** Start of DATASET EXCERPTS **
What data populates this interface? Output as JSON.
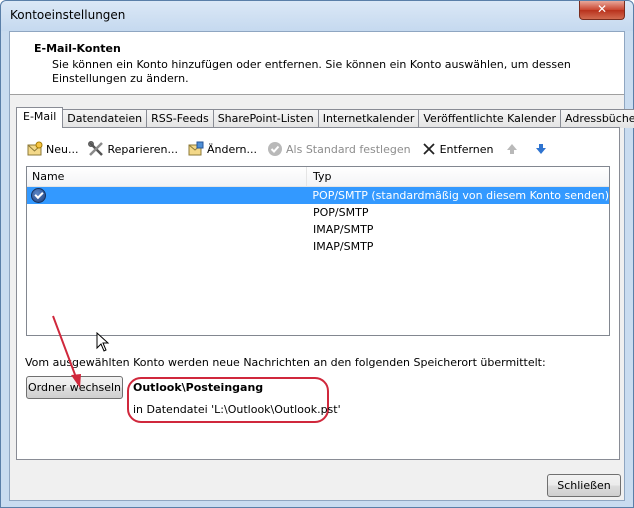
{
  "window": {
    "title": "Kontoeinstellungen",
    "close_glyph": "✕"
  },
  "header": {
    "title": "E-Mail-Konten",
    "description": "Sie können ein Konto hinzufügen oder entfernen. Sie können ein Konto auswählen, um dessen Einstellungen zu ändern."
  },
  "tabs": [
    {
      "label": "E-Mail",
      "active": true
    },
    {
      "label": "Datendateien"
    },
    {
      "label": "RSS-Feeds"
    },
    {
      "label": "SharePoint-Listen"
    },
    {
      "label": "Internetkalender"
    },
    {
      "label": "Veröffentlichte Kalender"
    },
    {
      "label": "Adressbücher"
    }
  ],
  "toolbar": {
    "new_label": "Neu...",
    "repair_label": "Reparieren...",
    "change_label": "Ändern...",
    "default_label": "Als Standard festlegen",
    "remove_label": "Entfernen",
    "icons": [
      "new-account-icon",
      "repair-tools-icon",
      "change-account-icon",
      "default-check-icon",
      "remove-x-icon",
      "move-up-icon",
      "move-down-icon"
    ]
  },
  "list": {
    "columns": {
      "name": "Name",
      "type": "Typ"
    },
    "rows": [
      {
        "name": "",
        "type": "POP/SMTP (standardmäßig von diesem Konto senden)",
        "selected": true
      },
      {
        "name": "",
        "type": "POP/SMTP"
      },
      {
        "name": "",
        "type": "IMAP/SMTP"
      },
      {
        "name": "",
        "type": "IMAP/SMTP"
      }
    ]
  },
  "delivery": {
    "info": "Vom ausgewählten Konto werden neue Nachrichten an den folgenden Speicherort übermittelt:",
    "change_folder_label": "Ordner wechseln",
    "folder": "Outlook\\Posteingang",
    "file": "in Datendatei 'L:\\Outlook\\Outlook.pst'"
  },
  "footer": {
    "close_label": "Schließen"
  },
  "colors": {
    "selection": "#3399ff",
    "annotation": "#d0283c"
  }
}
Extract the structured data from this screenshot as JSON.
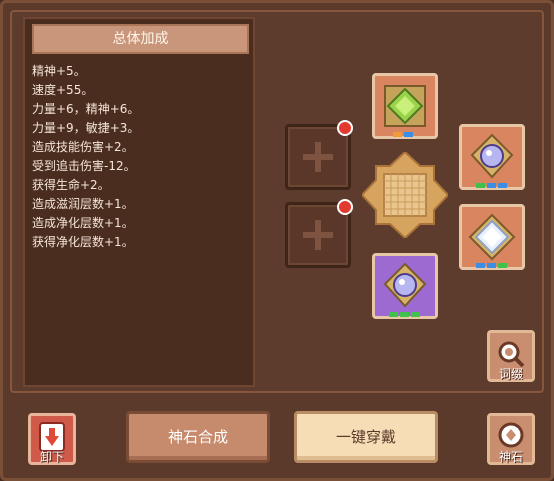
{
  "bonus": {
    "title": "总体加成",
    "items": [
      "精神+5。",
      "速度+55。",
      "力量+6，精神+6。",
      "力量+9，敏捷+3。",
      "造成技能伤害+2。",
      "受到追击伤害-12。",
      "获得生命+2。",
      "造成滋润层数+1。",
      "造成净化层数+1。",
      "获得净化层数+1。"
    ]
  },
  "gems": {
    "top": {
      "icon": "green-gem-icon",
      "color": "#9ad34a"
    },
    "right_top": {
      "icon": "crystal-gem-icon"
    },
    "right_bottom": {
      "icon": "white-diamond-gem-icon"
    },
    "bottom": {
      "icon": "crystal-gem-icon"
    }
  },
  "buttons": {
    "unequip": "卸下",
    "synthesize": "神石合成",
    "one_click_equip": "一键穿戴",
    "affix": "词缀",
    "godstone": "神石"
  },
  "colors": {
    "red_dot": "#e23a2e",
    "dot_orange": "#f09a3a",
    "dot_blue": "#3b8ee6",
    "dot_green": "#3ec24a"
  }
}
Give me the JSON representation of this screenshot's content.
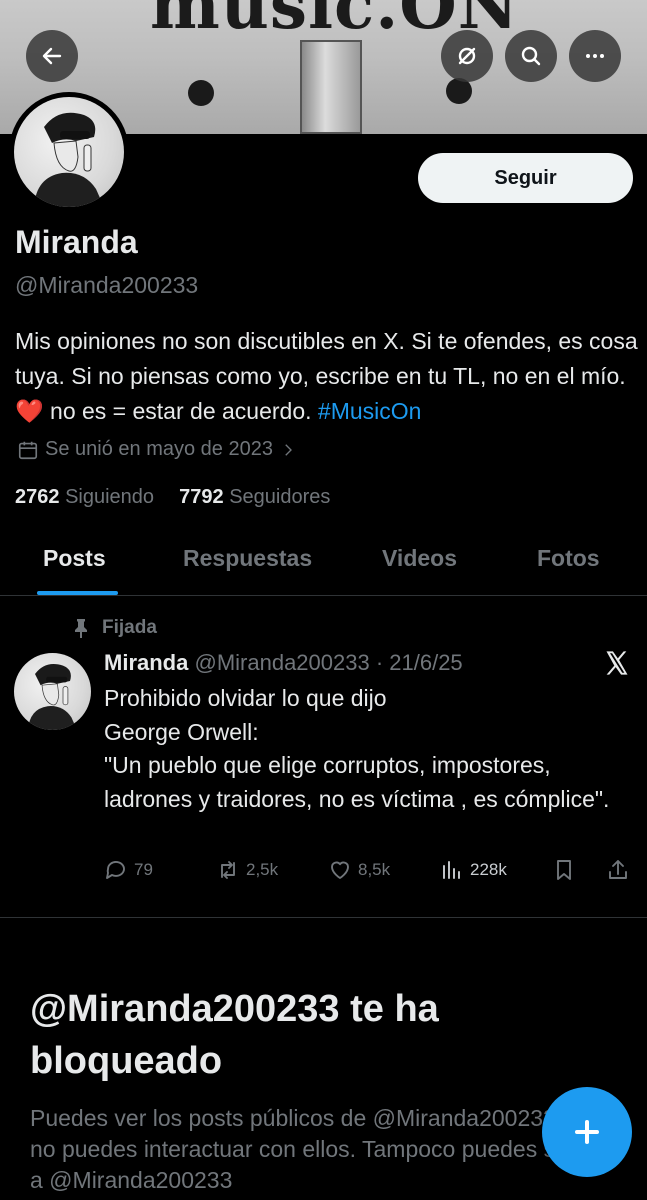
** End of DATASET EXCERPTS **
(DIRECTIVE): What is the number of lines in the data above that include the word "title"? Answer with that number only.

(THE REPLY): 3